Data excerpts
——————

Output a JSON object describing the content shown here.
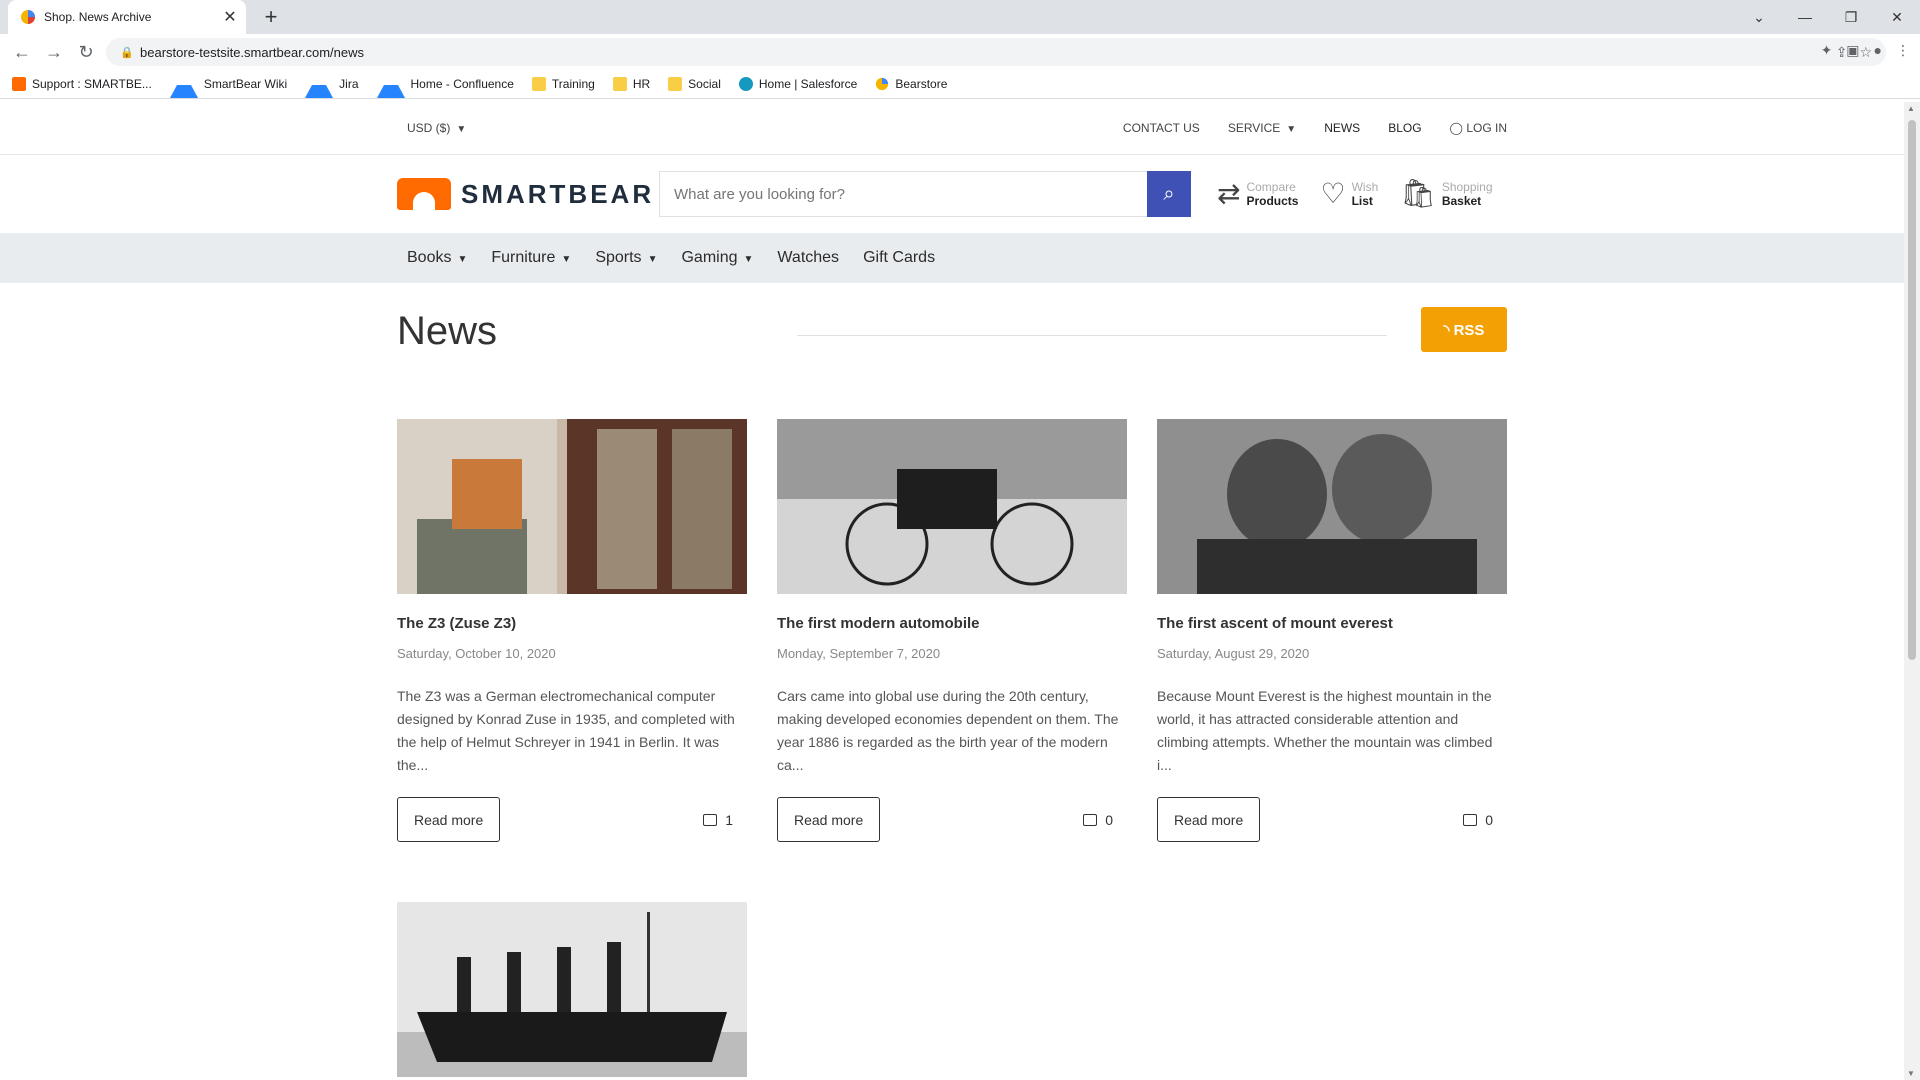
{
  "browser": {
    "tab_title": "Shop. News Archive",
    "url": "bearstore-testsite.smartbear.com/news",
    "bookmarks": [
      {
        "label": "Support : SMARTBE...",
        "icon": "smartbear-icon"
      },
      {
        "label": "SmartBear Wiki",
        "icon": "atlassian-icon"
      },
      {
        "label": "Jira",
        "icon": "atlassian-icon"
      },
      {
        "label": "Home - Confluence",
        "icon": "atlassian-icon"
      },
      {
        "label": "Training",
        "icon": "folder-icon"
      },
      {
        "label": "HR",
        "icon": "folder-icon"
      },
      {
        "label": "Social",
        "icon": "folder-icon"
      },
      {
        "label": "Home | Salesforce",
        "icon": "salesforce-icon"
      },
      {
        "label": "Bearstore",
        "icon": "bearstore-icon"
      }
    ]
  },
  "header": {
    "currency": "USD  ($)",
    "contact": "CONTACT US",
    "service": "SERVICE",
    "news": "NEWS",
    "blog": "BLOG",
    "login": "LOG IN",
    "logo_text": "SMARTBEAR",
    "search_placeholder": "What are you looking for?",
    "compare_l1": "Compare",
    "compare_l2": "Products",
    "wish_l1": "Wish",
    "wish_l2": "List",
    "basket_l1": "Shopping",
    "basket_l2": "Basket"
  },
  "categories": [
    {
      "label": "Books",
      "dropdown": true
    },
    {
      "label": "Furniture",
      "dropdown": true
    },
    {
      "label": "Sports",
      "dropdown": true
    },
    {
      "label": "Gaming",
      "dropdown": true
    },
    {
      "label": "Watches",
      "dropdown": false
    },
    {
      "label": "Gift Cards",
      "dropdown": false
    }
  ],
  "news": {
    "title": "News",
    "rss": "RSS",
    "items": [
      {
        "title": "The Z3 (Zuse Z3)",
        "date": "Saturday, October 10, 2020",
        "desc": "The Z3 was a German electromechanical computer designed by Konrad Zuse in 1935, and completed with the help of Helmut Schreyer in 1941 in Berlin. It was the...",
        "read_more": "Read more",
        "comments": "1"
      },
      {
        "title": "The first modern automobile",
        "date": "Monday, September 7, 2020",
        "desc": "Cars came into global use during the 20th century, making developed economies dependent on them. The year 1886 is regarded as the birth year of the modern ca...",
        "read_more": "Read more",
        "comments": "0"
      },
      {
        "title": "The first ascent of mount everest",
        "date": "Saturday, August 29, 2020",
        "desc": "Because Mount Everest is the highest mountain in the world, it has attracted considerable attention and climbing attempts. Whether the mountain was climbed i...",
        "read_more": "Read more",
        "comments": "0"
      }
    ]
  },
  "colors": {
    "brand": "#ff6b00",
    "search_button": "#3f51b5",
    "rss": "#f3a005",
    "category_bar": "#e9ecef"
  }
}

——————

▶ [GOAL OF THE EXERCISE] From the listing above, print every entry precisely and drop the pictures.

▶ [ANSWER TO THIS TASK]
Output a JSON object describing the content shown here.
{
  "browser": {
    "tab_title": "Shop. News Archive",
    "url": "bearstore-testsite.smartbear.com/news",
    "bookmarks": [
      {
        "label": "Support : SMARTBE...",
        "icon": "smartbear-icon"
      },
      {
        "label": "SmartBear Wiki",
        "icon": "atlassian-icon"
      },
      {
        "label": "Jira",
        "icon": "atlassian-icon"
      },
      {
        "label": "Home - Confluence",
        "icon": "atlassian-icon"
      },
      {
        "label": "Training",
        "icon": "folder-icon"
      },
      {
        "label": "HR",
        "icon": "folder-icon"
      },
      {
        "label": "Social",
        "icon": "folder-icon"
      },
      {
        "label": "Home | Salesforce",
        "icon": "salesforce-icon"
      },
      {
        "label": "Bearstore",
        "icon": "bearstore-icon"
      }
    ]
  },
  "header": {
    "currency": "USD  ($)",
    "contact": "CONTACT US",
    "service": "SERVICE",
    "news": "NEWS",
    "blog": "BLOG",
    "login": "LOG IN",
    "logo_text": "SMARTBEAR",
    "search_placeholder": "What are you looking for?",
    "compare_l1": "Compare",
    "compare_l2": "Products",
    "wish_l1": "Wish",
    "wish_l2": "List",
    "basket_l1": "Shopping",
    "basket_l2": "Basket"
  },
  "categories": [
    {
      "label": "Books",
      "dropdown": true
    },
    {
      "label": "Furniture",
      "dropdown": true
    },
    {
      "label": "Sports",
      "dropdown": true
    },
    {
      "label": "Gaming",
      "dropdown": true
    },
    {
      "label": "Watches",
      "dropdown": false
    },
    {
      "label": "Gift Cards",
      "dropdown": false
    }
  ],
  "news": {
    "title": "News",
    "rss": "RSS",
    "items": [
      {
        "title": "The Z3 (Zuse Z3)",
        "date": "Saturday, October 10, 2020",
        "desc": "The Z3 was a German electromechanical computer designed by Konrad Zuse in 1935, and completed with the help of Helmut Schreyer in 1941 in Berlin. It was the...",
        "read_more": "Read more",
        "comments": "1"
      },
      {
        "title": "The first modern automobile",
        "date": "Monday, September 7, 2020",
        "desc": "Cars came into global use during the 20th century, making developed economies dependent on them. The year 1886 is regarded as the birth year of the modern ca...",
        "read_more": "Read more",
        "comments": "0"
      },
      {
        "title": "The first ascent of mount everest",
        "date": "Saturday, August 29, 2020",
        "desc": "Because Mount Everest is the highest mountain in the world, it has attracted considerable attention and climbing attempts. Whether the mountain was climbed i...",
        "read_more": "Read more",
        "comments": "0"
      }
    ]
  },
  "colors": {
    "brand": "#ff6b00",
    "search_button": "#3f51b5",
    "rss": "#f3a005",
    "category_bar": "#e9ecef"
  }
}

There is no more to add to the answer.